* _WHAT IS REQUIRED_:
Report how many lines contain "Week". Give the number and nothing else.

* _MATERIAL SHOWN_:

+++

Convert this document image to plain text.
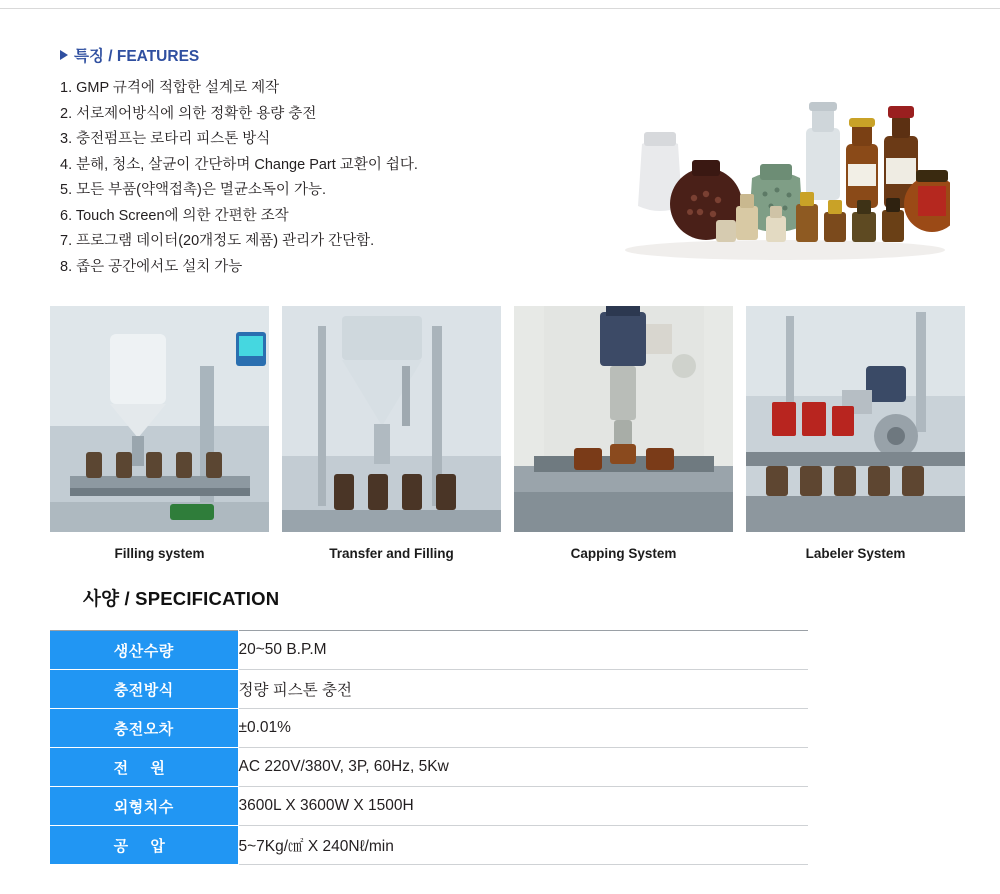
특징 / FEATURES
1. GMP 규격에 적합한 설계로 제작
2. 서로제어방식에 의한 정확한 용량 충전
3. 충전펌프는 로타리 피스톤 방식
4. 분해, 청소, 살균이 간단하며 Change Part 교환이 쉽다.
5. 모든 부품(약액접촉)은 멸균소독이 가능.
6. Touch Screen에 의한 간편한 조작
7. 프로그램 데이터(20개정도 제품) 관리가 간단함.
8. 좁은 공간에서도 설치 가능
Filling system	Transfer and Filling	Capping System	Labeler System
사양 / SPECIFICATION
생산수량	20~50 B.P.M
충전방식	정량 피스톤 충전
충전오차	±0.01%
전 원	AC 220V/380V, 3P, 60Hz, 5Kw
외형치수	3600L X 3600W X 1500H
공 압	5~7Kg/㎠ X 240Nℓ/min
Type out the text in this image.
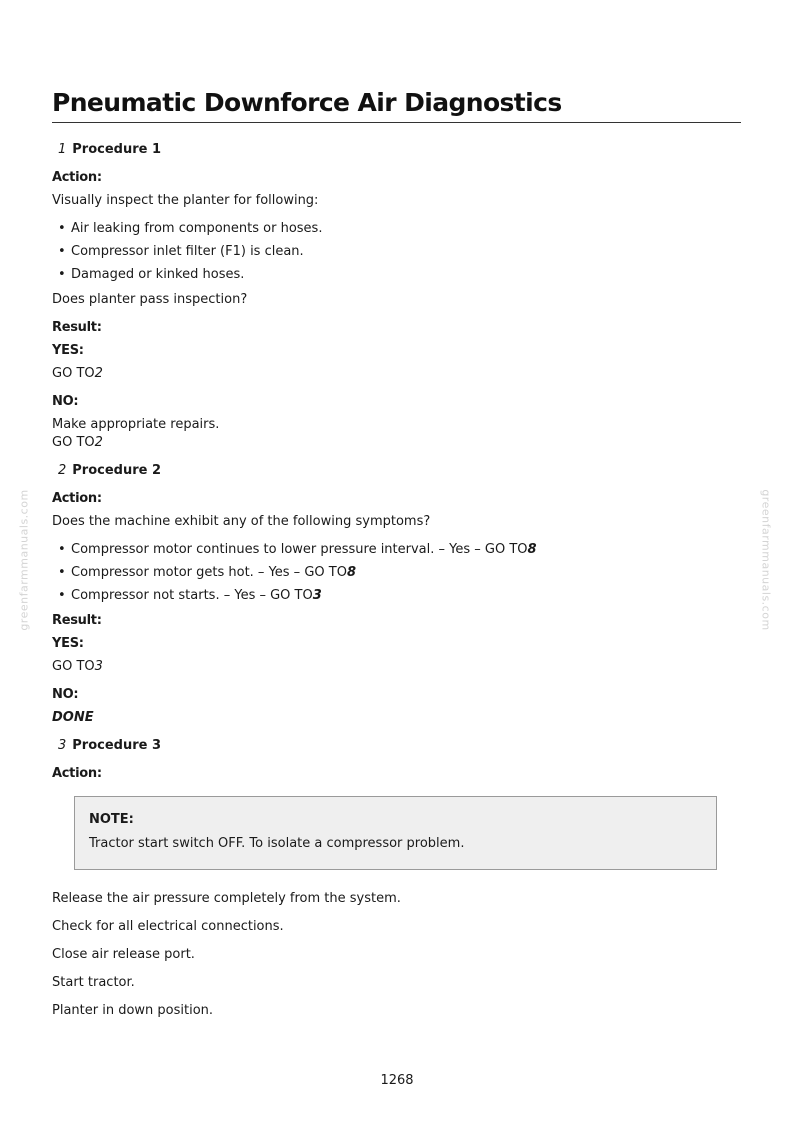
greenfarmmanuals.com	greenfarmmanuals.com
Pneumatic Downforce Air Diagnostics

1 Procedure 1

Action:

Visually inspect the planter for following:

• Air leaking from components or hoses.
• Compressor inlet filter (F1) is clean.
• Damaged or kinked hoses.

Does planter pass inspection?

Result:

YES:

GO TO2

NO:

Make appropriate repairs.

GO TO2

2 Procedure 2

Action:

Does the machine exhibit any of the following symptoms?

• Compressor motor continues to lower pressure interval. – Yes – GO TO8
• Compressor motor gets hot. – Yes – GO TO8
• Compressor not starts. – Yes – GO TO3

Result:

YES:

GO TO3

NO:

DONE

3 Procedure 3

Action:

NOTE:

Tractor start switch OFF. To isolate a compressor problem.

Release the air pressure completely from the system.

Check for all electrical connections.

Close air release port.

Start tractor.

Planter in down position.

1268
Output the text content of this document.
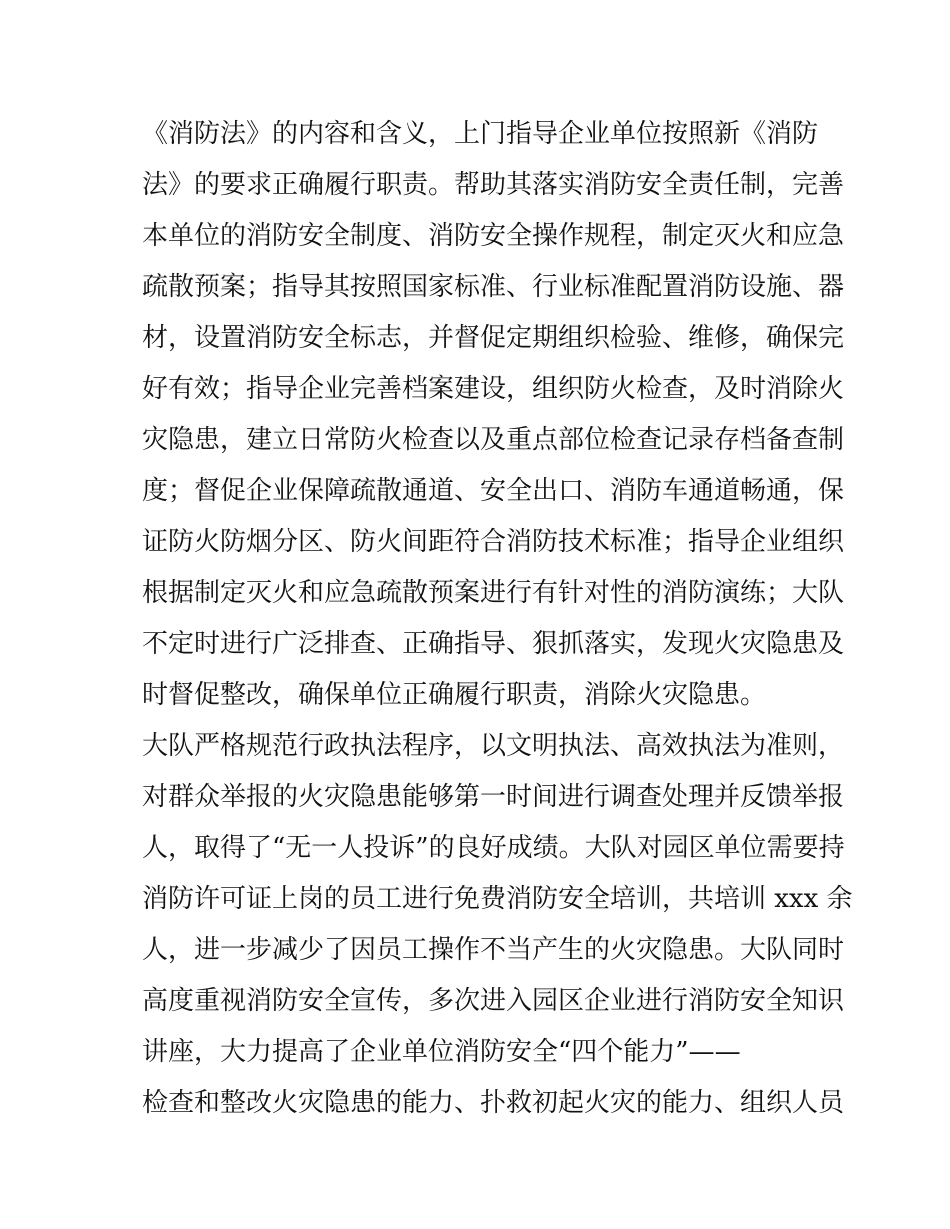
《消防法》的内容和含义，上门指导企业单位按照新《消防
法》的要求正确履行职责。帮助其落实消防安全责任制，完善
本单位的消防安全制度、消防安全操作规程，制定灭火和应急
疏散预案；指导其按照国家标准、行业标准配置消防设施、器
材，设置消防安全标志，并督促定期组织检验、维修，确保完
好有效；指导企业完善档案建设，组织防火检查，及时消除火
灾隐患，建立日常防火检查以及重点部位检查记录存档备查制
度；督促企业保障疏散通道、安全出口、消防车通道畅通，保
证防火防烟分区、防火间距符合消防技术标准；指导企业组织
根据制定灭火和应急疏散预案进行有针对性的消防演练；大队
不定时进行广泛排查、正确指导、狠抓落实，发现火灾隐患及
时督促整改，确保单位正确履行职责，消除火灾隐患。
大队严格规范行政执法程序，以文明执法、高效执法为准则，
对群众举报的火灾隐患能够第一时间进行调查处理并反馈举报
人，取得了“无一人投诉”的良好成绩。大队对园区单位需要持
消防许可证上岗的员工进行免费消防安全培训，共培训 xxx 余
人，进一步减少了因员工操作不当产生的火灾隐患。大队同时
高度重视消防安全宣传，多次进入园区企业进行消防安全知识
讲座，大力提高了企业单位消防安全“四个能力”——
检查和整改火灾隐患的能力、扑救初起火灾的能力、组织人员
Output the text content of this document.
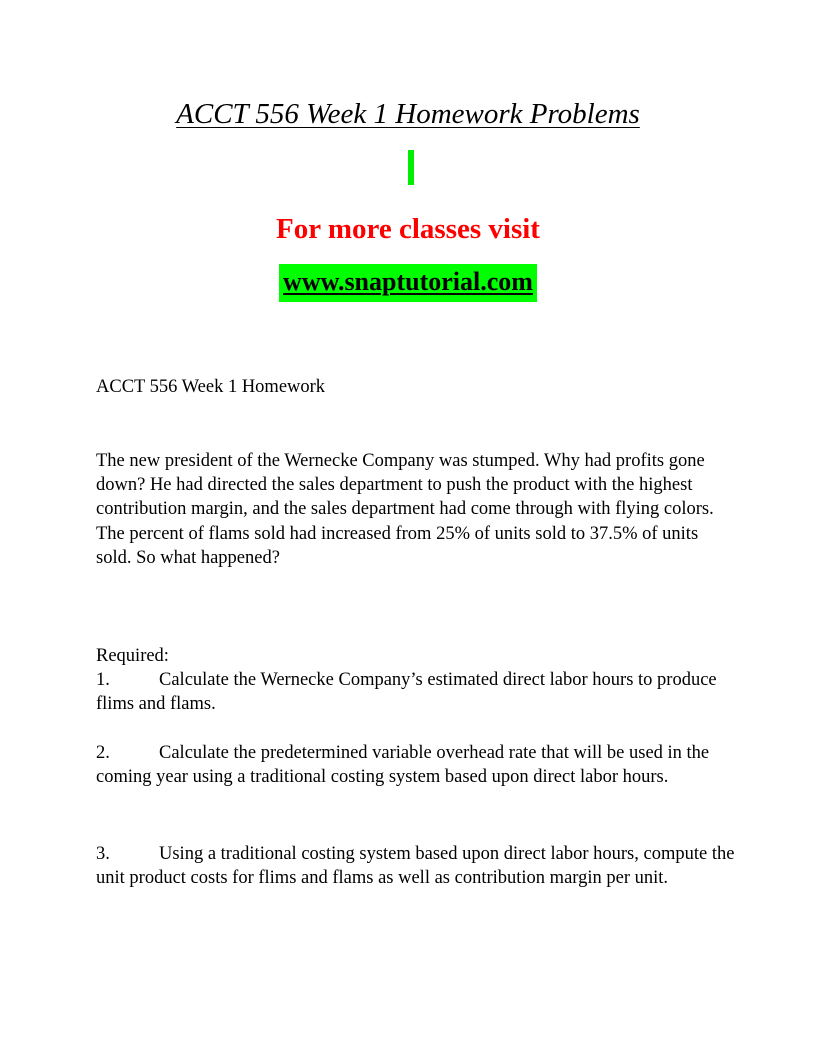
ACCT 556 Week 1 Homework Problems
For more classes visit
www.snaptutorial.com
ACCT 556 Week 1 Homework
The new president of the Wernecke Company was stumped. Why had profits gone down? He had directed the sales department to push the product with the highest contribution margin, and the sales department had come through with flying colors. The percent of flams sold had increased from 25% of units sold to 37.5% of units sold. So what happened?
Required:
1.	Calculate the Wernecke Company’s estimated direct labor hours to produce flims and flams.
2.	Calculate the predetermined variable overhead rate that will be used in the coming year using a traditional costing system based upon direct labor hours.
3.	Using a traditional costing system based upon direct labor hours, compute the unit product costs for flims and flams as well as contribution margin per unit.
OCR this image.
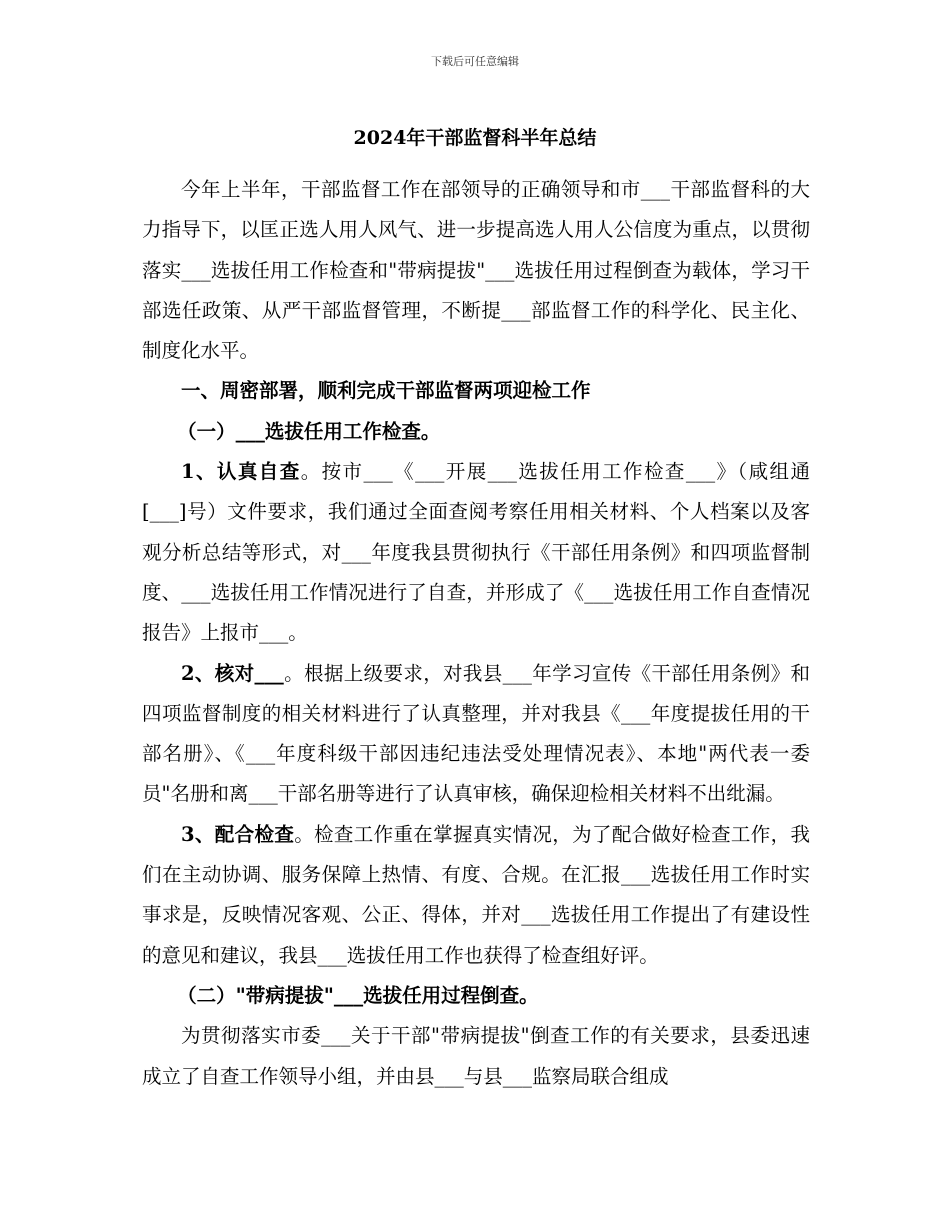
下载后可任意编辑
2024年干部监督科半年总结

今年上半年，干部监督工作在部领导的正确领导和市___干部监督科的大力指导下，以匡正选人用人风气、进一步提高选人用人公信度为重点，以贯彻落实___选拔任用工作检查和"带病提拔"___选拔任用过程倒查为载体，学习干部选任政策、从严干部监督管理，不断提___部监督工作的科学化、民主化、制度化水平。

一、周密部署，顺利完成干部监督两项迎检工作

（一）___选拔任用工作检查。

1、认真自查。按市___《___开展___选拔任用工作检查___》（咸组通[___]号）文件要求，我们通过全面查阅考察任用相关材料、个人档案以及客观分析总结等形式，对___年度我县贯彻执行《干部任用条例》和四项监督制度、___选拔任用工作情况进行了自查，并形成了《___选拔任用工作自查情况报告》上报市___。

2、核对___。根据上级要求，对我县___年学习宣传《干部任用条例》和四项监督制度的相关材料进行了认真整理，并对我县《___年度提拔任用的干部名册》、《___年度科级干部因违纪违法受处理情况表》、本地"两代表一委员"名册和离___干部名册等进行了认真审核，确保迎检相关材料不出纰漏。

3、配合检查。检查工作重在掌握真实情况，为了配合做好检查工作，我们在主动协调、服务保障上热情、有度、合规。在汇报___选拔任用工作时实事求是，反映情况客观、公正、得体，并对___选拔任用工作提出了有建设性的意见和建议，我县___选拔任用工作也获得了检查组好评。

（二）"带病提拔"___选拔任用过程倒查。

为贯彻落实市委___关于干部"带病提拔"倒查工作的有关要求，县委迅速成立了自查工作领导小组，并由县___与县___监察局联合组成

+++

* _TASK RESULT_:
2